--- Consigna y requisitos ---
Indica si cada afirmación concuerda con el fragmento, respondiendo sí o no y citando literalmente las palabras que lo deciden: (a) en Passmar, quien narra intentaba leer una novela de Goytisolo; (b) los dos encuentros se dieron en un mismo café; (c) la novela tiene valor simbólico respecto del encuentro.
··· Fragmento del texto ···
Hay circunstancias que nos alumbran
y nos refractan hacia el crisol de otro tiempo que es sólo la máscara de todos
los tiempos; el azar es una de ellas, un espejo donde nos vemos llamados, donde
se nos invoca para compadecer por algo que ignoráramos hasta ese instante, pero
el encuentro, entre más fortuito, da fe de que nos pertenece, que el germen ya
estaba sembrado en nosotros –quizá antes de nacer–, por tanto somos los únicos
convidados y responsables, a partir de ese momento, con lo que hagamos con
dicho azar.
En el tiempo del
llamado nos volvemos una especie de fantasmas de nosotros mismos, de ese ser
sin tiempo que de repente nos invade y nos llena de una memoria profunda,
extensa e intensa que parecería que cargara con todo un mundo de
significaciones nuevas. Sólo pareciera, pues muy en el fondo sabemos que nos
pertenecen, que están allí desde hace mucho tiempo, como pesar o alegría. Sólo
soy memoria, decía la Garro, y la memoria que de mí se tenga; somos una junta de
azares, una memoria familiar y cultural, constante y pasada, hecha presente por
la palabra, por la cita que se menciona y se graba en palabras o se profiere a
viva voz para marcar la huella inconstante de los presentes, siempre idos.
Sentado en esta
piedra que es el sillón cuando la hoja no se lubrica como debiera, pienso en
que la última semana he sido invadido por los encuentros inesperados; ya lo
decía ese escritor circular encerrado en los universos de su ceguera: que todo
encuentro casual es una cita; pero si es cita es algo pactado de antemano, algo
que desde el pasado afecta ya el presente de nuestro probable futuro. Conmueve,
por ejemplo, una banca de parque o de un café, siempre con la saudade de la
lejanía, pero también con la esperanza de que palmo a palmo la distancia se
vaya haciendo, rancheramente, menos. Las citas empiezan desde la distancia, se
establecen con una mirada, con el nerviosismo del deseo que siempre es una
esperanza de labios llenos, de abrazos apretados y encontrados alientos.
Cuántas veces nos
ha pasado que nos quedamos viendo a alguien sin saber quién es; pero algo en él
se nos hace familiar. A mí hace poco me sucedió uno de estos encuentros, pero
fue por partida doble, pues mis citas se dieron dos días seguidos y en
distintos cafés.
La primera vez yo
estaba sentado en Passmar, tratando de leer Duelo
en el paraíso de Goytisolo. La novela no tiene ningún valor simbólico con
mi encuentro, o al menos no lo veo, simplemente lo menciono para mostrar mi
pose de mamón intelectual y para reafirmar el lugar común del café y el libro,
además sirve para justificar la sorpresa que sentí al ver aquella claridad de miradas, de toda una
familia, sobre mí.
··· Datos ···
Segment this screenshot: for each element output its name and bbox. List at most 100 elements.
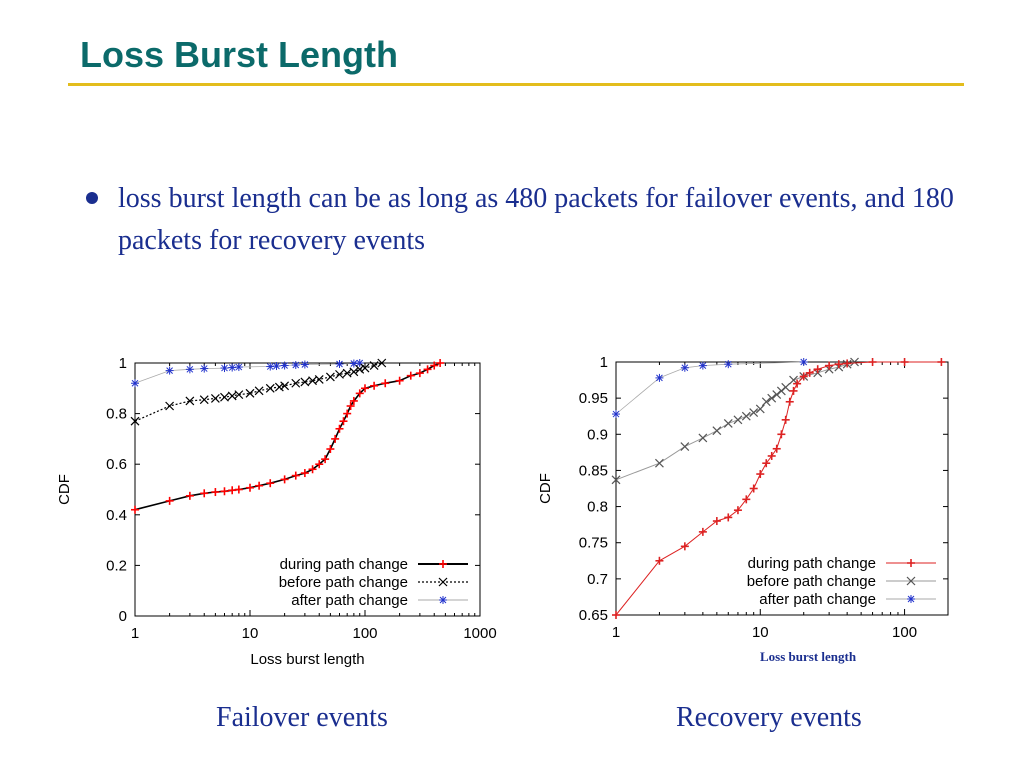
···
--- Respuesta esperada ---
(a) Sí: "estaba sentado en Passmar, tratando de leer Duelo en el paraíso de Goytisolo".
(b) No: "mis citas se dieron dos días seguidos y en distintos cafés".
(c) No: "La novela no tiene ningún valor simbólico con mi encuentro".